Restate each line of the listing exactly, without carrying over any pictures.

## Task data
·····

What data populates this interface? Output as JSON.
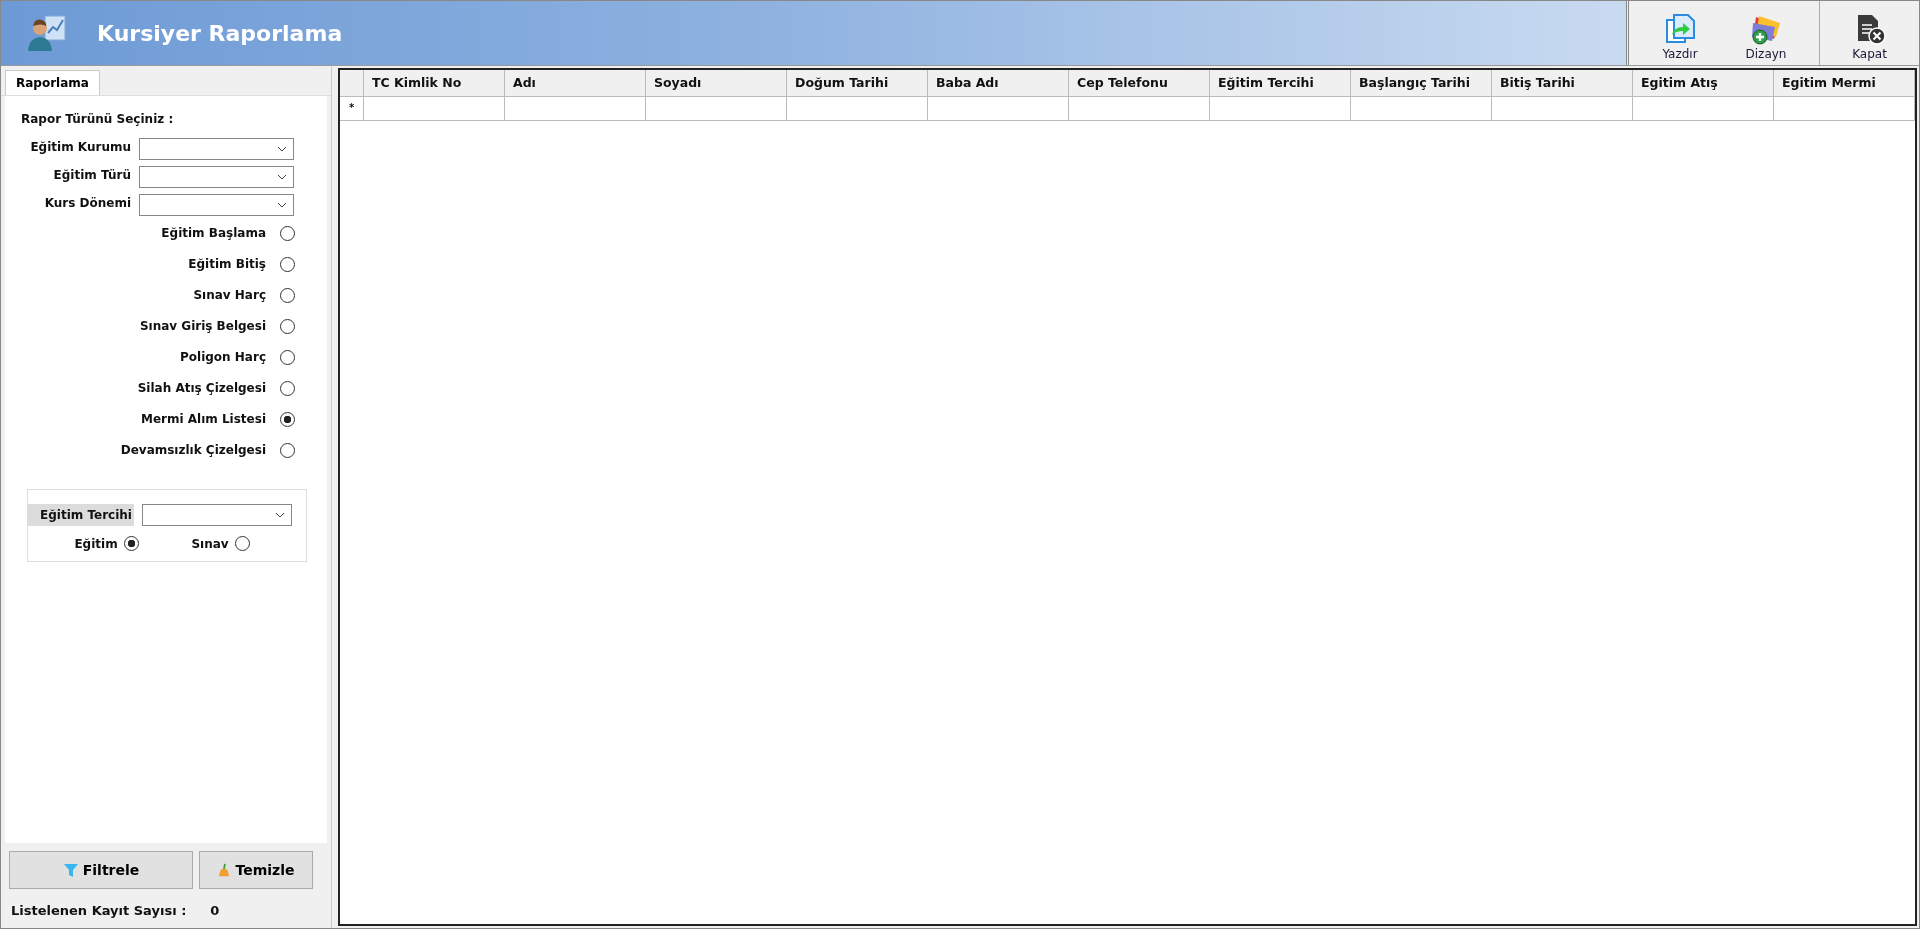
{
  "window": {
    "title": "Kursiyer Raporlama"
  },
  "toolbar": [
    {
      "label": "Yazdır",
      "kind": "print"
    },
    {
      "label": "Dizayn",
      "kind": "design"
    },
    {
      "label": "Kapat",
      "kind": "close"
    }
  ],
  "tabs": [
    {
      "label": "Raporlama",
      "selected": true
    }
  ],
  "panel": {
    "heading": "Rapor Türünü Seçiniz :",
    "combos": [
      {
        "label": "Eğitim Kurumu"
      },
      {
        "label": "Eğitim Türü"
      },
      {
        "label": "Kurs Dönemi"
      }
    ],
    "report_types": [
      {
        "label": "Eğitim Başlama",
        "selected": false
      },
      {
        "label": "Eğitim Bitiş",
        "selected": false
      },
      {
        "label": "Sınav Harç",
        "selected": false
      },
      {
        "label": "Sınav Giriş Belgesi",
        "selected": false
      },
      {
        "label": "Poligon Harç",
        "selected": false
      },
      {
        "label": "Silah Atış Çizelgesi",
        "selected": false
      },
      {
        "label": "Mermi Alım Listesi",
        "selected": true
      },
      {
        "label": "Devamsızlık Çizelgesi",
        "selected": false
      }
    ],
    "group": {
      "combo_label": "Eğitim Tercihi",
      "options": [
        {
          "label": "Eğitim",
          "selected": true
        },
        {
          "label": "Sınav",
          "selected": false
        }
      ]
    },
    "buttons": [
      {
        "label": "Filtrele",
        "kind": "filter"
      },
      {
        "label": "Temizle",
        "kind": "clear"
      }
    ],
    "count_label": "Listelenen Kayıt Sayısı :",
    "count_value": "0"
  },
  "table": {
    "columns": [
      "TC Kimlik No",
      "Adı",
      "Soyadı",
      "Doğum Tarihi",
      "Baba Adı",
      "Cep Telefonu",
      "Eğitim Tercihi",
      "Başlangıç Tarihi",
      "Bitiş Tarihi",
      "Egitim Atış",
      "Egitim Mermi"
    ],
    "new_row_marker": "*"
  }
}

·····

## Finished task
What data populates this interface? Output as JSON.
{
  "window": {
    "title": "Kursiyer Raporlama"
  },
  "toolbar": [
    {
      "label": "Yazdır",
      "kind": "print"
    },
    {
      "label": "Dizayn",
      "kind": "design"
    },
    {
      "label": "Kapat",
      "kind": "close"
    }
  ],
  "tabs": [
    {
      "label": "Raporlama",
      "selected": true
    }
  ],
  "panel": {
    "heading": "Rapor Türünü Seçiniz :",
    "combos": [
      {
        "label": "Eğitim Kurumu"
      },
      {
        "label": "Eğitim Türü"
      },
      {
        "label": "Kurs Dönemi"
      }
    ],
    "report_types": [
      {
        "label": "Eğitim Başlama",
        "selected": false
      },
      {
        "label": "Eğitim Bitiş",
        "selected": false
      },
      {
        "label": "Sınav Harç",
        "selected": false
      },
      {
        "label": "Sınav Giriş Belgesi",
        "selected": false
      },
      {
        "label": "Poligon Harç",
        "selected": false
      },
      {
        "label": "Silah Atış Çizelgesi",
        "selected": false
      },
      {
        "label": "Mermi Alım Listesi",
        "selected": true
      },
      {
        "label": "Devamsızlık Çizelgesi",
        "selected": false
      }
    ],
    "group": {
      "combo_label": "Eğitim Tercihi",
      "options": [
        {
          "label": "Eğitim",
          "selected": true
        },
        {
          "label": "Sınav",
          "selected": false
        }
      ]
    },
    "buttons": [
      {
        "label": "Filtrele",
        "kind": "filter"
      },
      {
        "label": "Temizle",
        "kind": "clear"
      }
    ],
    "count_label": "Listelenen Kayıt Sayısı :",
    "count_value": "0"
  },
  "table": {
    "columns": [
      "TC Kimlik No",
      "Adı",
      "Soyadı",
      "Doğum Tarihi",
      "Baba Adı",
      "Cep Telefonu",
      "Eğitim Tercihi",
      "Başlangıç Tarihi",
      "Bitiş Tarihi",
      "Egitim Atış",
      "Egitim Mermi"
    ],
    "new_row_marker": "*"
  }
}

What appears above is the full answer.